§ Exercise aim: Lines that include the word "горошком" are the ones to copy.

+-------+

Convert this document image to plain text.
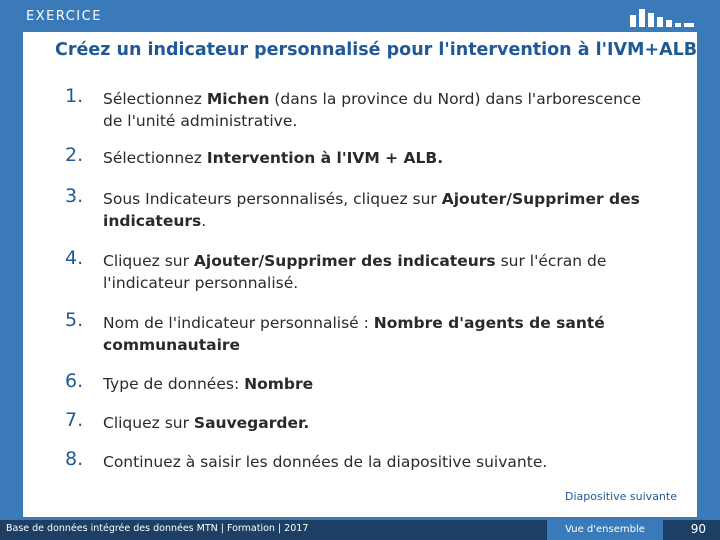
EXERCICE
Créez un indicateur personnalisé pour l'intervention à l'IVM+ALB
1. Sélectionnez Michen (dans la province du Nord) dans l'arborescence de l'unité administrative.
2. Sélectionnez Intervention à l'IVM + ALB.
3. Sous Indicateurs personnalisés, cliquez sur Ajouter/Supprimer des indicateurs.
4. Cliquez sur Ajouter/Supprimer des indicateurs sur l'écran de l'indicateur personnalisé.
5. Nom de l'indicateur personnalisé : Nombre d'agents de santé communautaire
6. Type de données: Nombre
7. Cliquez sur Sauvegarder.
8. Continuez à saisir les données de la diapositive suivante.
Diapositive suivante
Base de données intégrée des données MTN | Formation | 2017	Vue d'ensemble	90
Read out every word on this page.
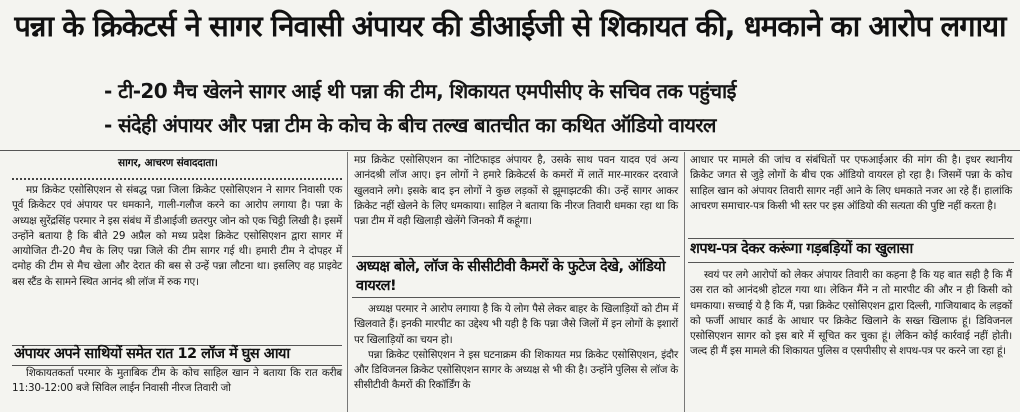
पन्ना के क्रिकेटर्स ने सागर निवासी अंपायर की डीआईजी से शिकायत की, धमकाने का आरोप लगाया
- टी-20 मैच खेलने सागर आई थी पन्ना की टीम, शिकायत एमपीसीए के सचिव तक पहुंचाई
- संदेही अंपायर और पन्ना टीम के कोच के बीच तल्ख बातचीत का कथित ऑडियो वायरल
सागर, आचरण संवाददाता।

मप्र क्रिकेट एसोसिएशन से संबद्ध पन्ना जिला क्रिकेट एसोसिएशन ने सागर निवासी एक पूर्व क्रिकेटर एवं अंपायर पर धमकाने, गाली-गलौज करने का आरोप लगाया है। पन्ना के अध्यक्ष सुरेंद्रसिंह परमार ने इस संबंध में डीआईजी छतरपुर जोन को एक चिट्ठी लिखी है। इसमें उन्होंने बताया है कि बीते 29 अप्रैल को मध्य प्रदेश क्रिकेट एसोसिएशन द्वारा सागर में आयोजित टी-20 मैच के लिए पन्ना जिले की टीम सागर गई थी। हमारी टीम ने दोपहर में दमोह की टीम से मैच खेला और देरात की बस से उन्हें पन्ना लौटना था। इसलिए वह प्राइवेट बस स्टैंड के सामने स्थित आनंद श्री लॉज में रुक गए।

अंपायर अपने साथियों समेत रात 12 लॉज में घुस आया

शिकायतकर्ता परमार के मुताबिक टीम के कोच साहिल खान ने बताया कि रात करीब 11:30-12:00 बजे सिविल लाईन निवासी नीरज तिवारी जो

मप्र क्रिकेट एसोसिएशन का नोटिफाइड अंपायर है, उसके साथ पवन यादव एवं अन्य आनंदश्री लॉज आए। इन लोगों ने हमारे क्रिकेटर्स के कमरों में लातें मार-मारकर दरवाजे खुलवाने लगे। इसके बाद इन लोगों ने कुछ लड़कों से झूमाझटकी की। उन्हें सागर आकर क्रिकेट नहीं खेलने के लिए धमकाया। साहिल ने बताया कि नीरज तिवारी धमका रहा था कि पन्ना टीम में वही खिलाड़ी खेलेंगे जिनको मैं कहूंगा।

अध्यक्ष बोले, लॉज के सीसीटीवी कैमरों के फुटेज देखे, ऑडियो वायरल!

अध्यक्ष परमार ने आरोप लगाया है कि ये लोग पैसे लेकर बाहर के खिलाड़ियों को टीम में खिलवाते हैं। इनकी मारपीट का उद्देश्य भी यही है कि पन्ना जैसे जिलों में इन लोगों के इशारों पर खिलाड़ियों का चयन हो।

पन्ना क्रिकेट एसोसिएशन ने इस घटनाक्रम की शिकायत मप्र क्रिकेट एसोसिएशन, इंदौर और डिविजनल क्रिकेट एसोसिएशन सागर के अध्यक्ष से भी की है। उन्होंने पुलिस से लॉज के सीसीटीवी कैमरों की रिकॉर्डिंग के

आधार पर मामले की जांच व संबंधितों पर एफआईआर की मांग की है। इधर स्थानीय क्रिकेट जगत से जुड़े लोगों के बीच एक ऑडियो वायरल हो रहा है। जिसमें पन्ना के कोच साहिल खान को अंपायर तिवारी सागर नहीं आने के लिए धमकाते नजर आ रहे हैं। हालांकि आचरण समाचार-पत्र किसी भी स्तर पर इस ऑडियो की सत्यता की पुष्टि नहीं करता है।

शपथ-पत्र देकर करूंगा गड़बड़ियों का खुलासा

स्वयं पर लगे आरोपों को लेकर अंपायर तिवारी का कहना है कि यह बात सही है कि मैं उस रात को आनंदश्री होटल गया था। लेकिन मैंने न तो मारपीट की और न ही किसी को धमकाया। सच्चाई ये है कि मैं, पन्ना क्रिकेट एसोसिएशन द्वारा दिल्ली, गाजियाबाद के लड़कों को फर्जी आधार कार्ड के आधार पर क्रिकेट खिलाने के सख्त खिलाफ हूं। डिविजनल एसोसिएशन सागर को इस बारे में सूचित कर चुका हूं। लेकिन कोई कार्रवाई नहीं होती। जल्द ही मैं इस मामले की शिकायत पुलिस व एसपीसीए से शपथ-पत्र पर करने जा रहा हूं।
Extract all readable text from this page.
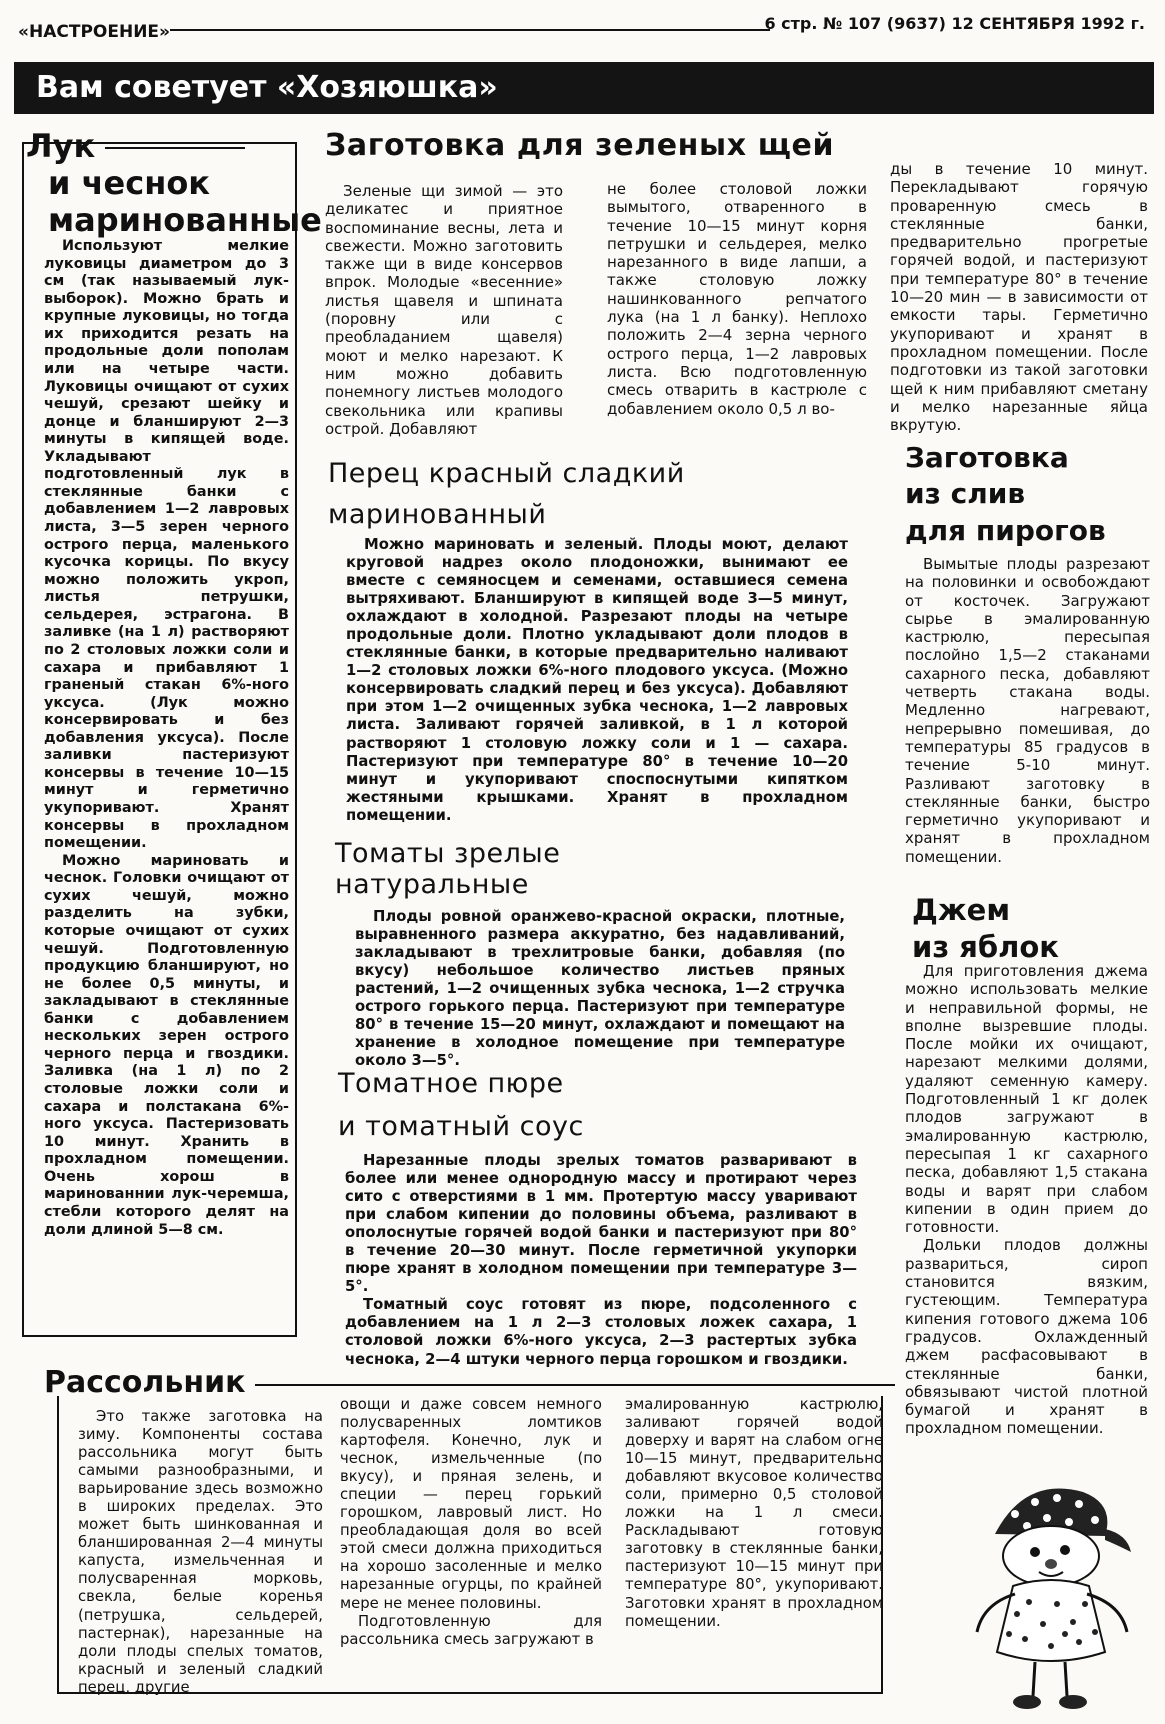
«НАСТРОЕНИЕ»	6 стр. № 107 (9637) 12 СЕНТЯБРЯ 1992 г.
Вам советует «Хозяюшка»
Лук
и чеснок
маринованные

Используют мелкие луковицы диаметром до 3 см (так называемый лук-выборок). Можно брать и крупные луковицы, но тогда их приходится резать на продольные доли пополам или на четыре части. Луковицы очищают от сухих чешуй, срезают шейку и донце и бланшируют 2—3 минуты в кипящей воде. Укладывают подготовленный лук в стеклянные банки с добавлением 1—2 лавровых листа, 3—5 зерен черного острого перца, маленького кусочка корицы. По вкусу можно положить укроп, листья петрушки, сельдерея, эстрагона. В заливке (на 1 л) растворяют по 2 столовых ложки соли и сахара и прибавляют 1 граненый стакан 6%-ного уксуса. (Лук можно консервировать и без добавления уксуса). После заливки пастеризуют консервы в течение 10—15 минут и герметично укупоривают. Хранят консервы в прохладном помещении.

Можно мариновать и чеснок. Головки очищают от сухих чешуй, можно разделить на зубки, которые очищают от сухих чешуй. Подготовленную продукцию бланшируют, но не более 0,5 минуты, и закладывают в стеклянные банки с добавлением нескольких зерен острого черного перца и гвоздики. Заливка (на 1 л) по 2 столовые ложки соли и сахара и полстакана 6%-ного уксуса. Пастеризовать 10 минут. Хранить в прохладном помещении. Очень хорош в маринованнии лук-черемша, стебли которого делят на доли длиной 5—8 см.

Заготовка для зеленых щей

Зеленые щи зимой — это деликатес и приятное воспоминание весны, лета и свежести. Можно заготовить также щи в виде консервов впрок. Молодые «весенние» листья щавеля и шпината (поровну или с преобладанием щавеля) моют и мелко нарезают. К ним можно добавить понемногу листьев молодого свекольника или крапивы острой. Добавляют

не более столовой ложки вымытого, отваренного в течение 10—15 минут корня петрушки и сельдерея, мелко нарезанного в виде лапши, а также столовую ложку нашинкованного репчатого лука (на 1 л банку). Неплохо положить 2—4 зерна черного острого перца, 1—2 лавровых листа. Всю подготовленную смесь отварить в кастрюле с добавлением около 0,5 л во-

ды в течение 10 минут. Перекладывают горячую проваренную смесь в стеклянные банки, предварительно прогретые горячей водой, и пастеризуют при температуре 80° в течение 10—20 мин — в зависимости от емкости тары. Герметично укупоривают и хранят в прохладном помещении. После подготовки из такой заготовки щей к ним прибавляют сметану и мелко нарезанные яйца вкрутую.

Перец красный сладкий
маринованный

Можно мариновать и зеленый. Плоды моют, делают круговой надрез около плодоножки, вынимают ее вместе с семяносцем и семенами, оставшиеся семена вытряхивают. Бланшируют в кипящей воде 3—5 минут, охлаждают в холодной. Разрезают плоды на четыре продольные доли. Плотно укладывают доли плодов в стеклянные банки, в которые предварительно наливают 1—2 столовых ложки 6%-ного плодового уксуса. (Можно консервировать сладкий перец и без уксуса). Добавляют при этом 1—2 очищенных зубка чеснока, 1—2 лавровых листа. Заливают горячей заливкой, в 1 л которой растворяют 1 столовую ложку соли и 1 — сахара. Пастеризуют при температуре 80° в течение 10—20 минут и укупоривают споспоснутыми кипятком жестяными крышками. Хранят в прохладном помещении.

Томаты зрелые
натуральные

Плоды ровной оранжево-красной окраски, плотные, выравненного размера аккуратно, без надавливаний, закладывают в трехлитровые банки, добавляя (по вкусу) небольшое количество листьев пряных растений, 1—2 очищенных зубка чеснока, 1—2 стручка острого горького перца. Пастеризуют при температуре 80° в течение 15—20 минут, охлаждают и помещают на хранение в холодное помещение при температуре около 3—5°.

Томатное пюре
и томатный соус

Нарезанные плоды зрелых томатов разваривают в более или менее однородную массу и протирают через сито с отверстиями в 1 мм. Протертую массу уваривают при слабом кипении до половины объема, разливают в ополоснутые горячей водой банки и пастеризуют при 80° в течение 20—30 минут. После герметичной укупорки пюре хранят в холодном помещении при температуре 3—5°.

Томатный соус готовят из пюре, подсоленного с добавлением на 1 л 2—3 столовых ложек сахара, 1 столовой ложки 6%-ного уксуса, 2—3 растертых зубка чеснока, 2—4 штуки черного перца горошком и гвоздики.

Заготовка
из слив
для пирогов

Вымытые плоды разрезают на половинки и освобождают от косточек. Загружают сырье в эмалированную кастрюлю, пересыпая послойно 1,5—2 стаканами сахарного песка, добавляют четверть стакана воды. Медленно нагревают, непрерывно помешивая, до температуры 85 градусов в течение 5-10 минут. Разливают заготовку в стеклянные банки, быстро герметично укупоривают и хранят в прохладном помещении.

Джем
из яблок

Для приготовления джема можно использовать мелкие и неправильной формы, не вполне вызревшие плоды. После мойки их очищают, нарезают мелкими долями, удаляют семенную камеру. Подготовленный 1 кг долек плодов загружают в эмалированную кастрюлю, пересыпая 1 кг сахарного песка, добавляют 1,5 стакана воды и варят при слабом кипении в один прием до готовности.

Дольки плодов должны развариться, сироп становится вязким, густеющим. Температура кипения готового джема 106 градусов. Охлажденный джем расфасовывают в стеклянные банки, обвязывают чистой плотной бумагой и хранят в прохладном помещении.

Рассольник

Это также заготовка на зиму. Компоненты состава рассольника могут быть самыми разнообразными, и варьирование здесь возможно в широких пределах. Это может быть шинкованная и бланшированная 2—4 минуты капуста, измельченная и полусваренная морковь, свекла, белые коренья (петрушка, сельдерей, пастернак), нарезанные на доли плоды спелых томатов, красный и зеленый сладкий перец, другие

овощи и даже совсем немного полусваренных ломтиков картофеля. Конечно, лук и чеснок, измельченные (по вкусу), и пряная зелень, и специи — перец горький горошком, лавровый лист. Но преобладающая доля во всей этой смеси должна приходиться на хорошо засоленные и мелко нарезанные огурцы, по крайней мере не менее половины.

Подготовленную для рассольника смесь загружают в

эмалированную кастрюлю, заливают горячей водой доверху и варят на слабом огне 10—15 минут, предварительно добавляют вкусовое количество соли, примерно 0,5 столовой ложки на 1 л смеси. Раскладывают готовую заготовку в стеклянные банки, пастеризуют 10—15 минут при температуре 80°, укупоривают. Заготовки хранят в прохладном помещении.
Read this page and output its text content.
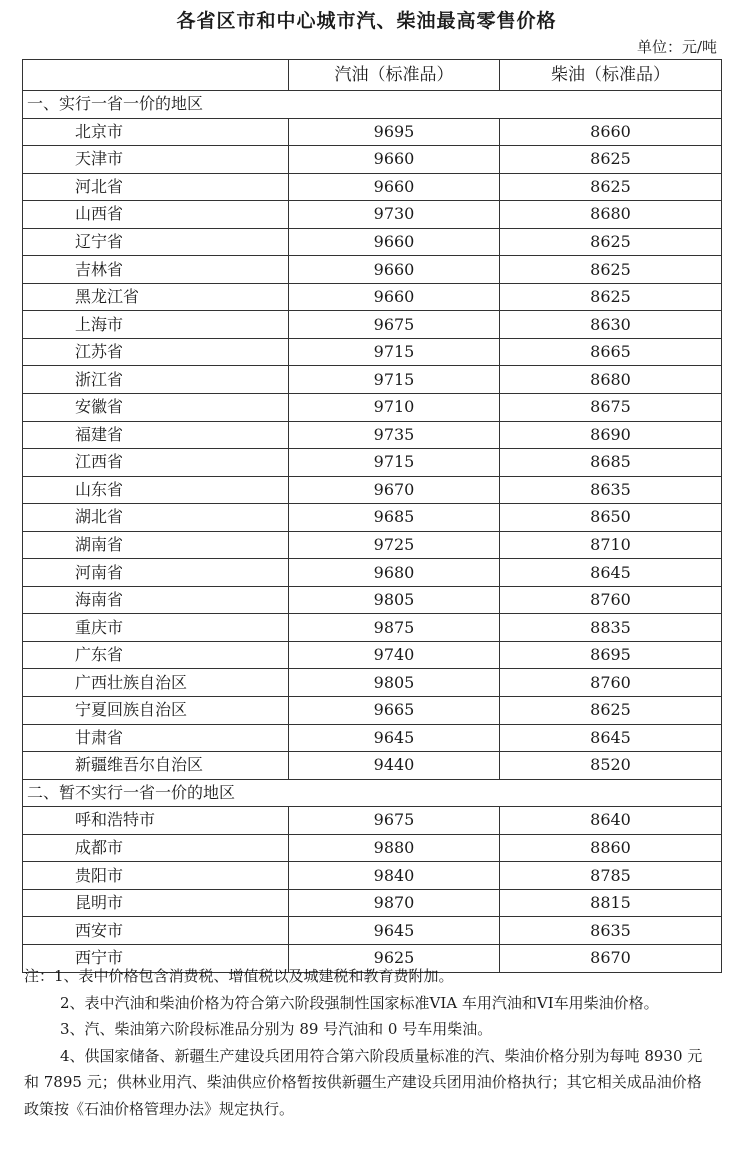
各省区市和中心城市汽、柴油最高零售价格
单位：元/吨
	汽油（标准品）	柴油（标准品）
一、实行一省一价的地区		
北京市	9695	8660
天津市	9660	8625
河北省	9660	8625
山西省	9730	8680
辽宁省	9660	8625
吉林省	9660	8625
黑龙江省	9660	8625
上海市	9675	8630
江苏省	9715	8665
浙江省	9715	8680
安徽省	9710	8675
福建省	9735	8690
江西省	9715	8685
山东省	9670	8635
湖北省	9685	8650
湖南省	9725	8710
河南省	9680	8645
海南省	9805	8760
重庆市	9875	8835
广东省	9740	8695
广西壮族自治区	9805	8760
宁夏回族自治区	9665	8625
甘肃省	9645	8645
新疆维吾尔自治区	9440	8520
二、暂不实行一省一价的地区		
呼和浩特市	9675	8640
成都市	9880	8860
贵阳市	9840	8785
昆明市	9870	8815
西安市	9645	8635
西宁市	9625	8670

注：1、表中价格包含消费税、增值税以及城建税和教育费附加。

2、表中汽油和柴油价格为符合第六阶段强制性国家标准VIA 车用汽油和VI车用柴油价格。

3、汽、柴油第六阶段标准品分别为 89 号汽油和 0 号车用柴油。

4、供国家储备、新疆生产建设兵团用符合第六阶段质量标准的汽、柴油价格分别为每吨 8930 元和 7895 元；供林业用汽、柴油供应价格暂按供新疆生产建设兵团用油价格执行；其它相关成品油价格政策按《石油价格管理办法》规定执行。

+-------+

§ Full response:
Томатный соус готовят из пюре, подсоленного с добавлением на 1 л 2—3 столовых ложек сахара, 1 столовой ложки 6%-ного уксуса, 2—3 растертых зубка чеснока, 2—4 штуки черного перца горошком и гвоздики.
овощи и даже совсем немного полусваренных ломтиков картофеля. Конечно, лук и чеснок, измельченные (по вкусу), и пряная зелень, и специи — перец горький горошком, лавровый лист. Но преобладающая доля во всей этой смеси должна приходиться на хорошо засоленные и мелко нарезанные огурцы, по крайней мере не менее половины.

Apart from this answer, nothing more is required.